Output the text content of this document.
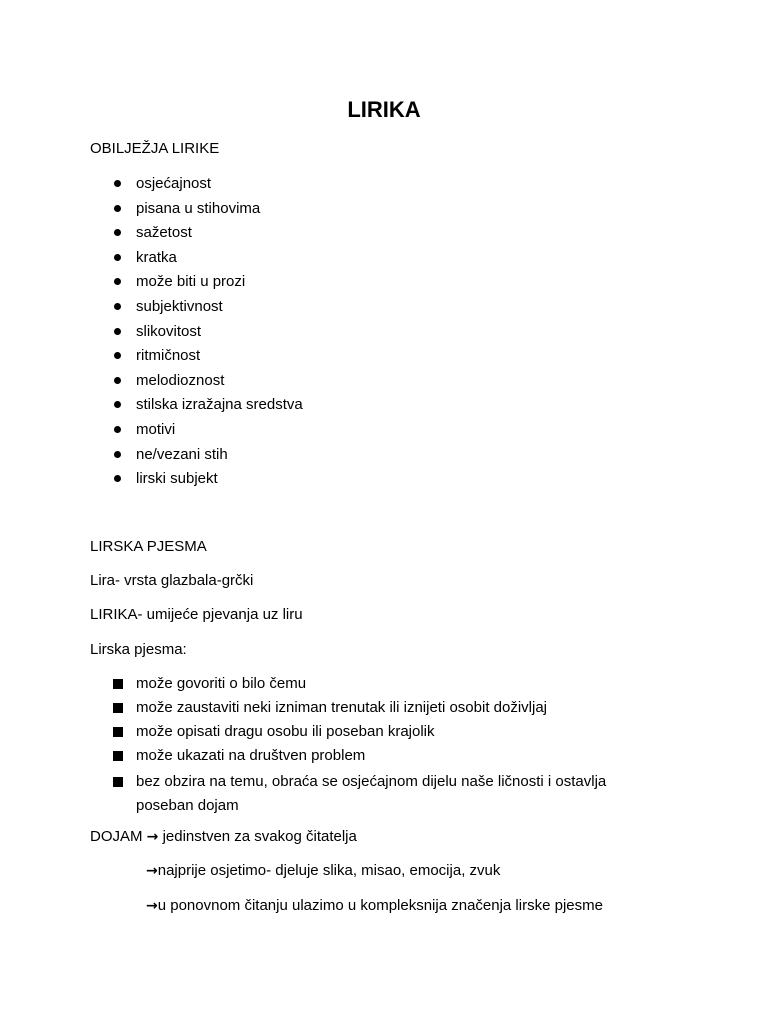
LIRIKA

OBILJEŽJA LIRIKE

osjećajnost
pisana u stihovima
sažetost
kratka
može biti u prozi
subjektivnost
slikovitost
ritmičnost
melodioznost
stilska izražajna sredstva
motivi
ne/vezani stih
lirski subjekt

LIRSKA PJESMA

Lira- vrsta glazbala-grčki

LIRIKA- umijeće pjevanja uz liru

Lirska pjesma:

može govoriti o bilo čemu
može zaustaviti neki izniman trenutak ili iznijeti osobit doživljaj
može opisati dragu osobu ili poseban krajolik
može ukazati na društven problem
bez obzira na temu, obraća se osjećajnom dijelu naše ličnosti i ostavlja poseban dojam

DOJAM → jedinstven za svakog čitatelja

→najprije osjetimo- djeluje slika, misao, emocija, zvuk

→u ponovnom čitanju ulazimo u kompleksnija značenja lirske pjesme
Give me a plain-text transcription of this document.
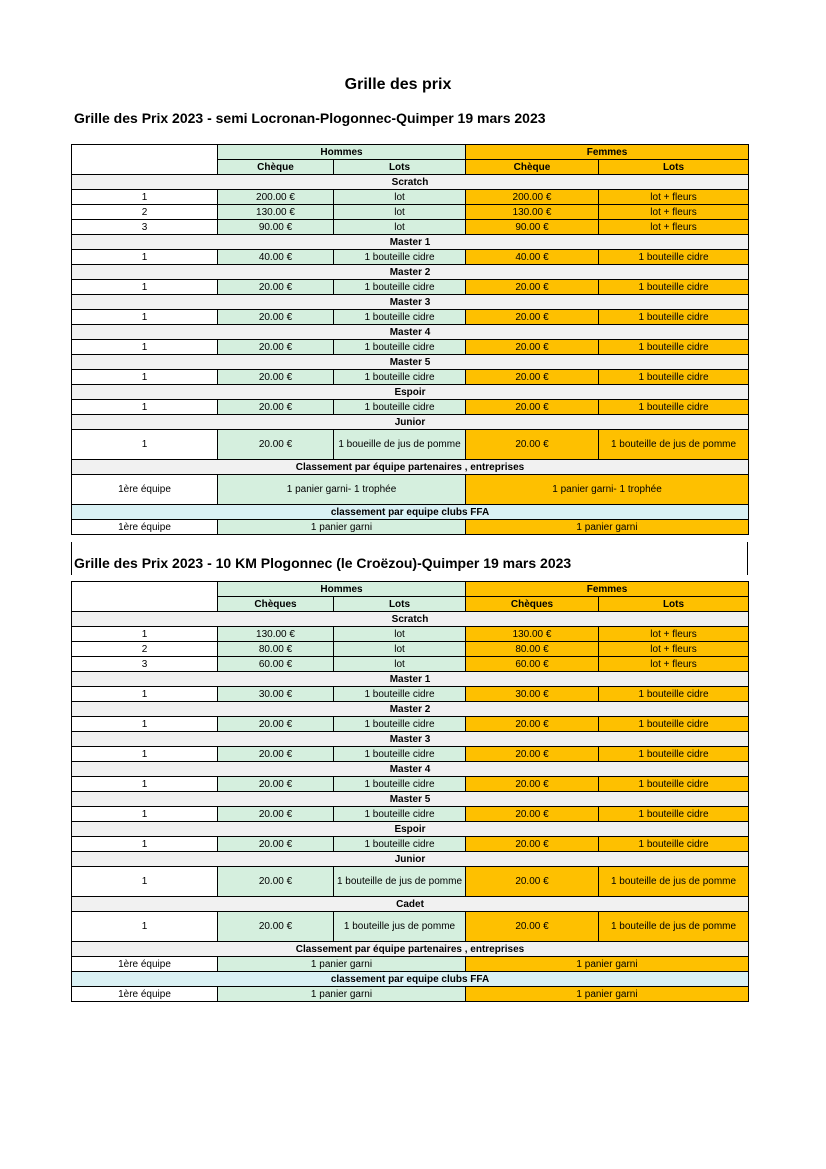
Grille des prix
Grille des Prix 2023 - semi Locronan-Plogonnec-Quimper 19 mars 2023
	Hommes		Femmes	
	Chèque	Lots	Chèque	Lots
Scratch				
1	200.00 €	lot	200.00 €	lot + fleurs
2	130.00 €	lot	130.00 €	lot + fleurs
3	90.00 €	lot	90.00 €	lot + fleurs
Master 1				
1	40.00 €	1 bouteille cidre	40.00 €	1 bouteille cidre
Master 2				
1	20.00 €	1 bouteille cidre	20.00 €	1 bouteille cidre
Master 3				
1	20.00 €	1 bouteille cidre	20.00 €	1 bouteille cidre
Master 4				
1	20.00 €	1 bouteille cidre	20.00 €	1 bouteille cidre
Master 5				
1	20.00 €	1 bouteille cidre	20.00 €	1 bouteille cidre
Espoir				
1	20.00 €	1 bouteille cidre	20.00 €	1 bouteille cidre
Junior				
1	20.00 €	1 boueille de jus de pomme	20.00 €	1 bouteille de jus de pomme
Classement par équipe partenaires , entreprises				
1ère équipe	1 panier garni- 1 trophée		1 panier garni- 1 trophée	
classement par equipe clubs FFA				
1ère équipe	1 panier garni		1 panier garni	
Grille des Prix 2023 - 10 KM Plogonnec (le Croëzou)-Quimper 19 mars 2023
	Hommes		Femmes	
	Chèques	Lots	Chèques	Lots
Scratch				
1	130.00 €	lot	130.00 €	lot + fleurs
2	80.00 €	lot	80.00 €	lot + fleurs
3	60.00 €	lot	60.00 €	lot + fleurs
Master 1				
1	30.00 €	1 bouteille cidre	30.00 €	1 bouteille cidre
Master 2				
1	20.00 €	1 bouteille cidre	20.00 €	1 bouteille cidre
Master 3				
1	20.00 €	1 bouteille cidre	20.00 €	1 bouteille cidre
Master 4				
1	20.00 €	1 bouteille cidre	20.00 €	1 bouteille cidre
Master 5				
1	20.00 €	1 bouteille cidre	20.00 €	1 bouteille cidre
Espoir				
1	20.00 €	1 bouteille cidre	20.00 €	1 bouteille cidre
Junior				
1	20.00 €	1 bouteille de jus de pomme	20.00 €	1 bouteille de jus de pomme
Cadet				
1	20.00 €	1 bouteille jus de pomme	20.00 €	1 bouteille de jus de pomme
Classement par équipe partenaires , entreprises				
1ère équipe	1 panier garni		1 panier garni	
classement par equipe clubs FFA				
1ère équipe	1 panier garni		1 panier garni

Task prompt:
Using the listing above, pick out each line that contains the word "mars", then copy it.

Task solution:
Grille des Prix 2023 - semi Locronan-Plogonnec-Quimper 19 mars 2023
Grille des Prix 2023 - 10 KM Plogonnec (le Croëzou)-Quimper 19 mars 2023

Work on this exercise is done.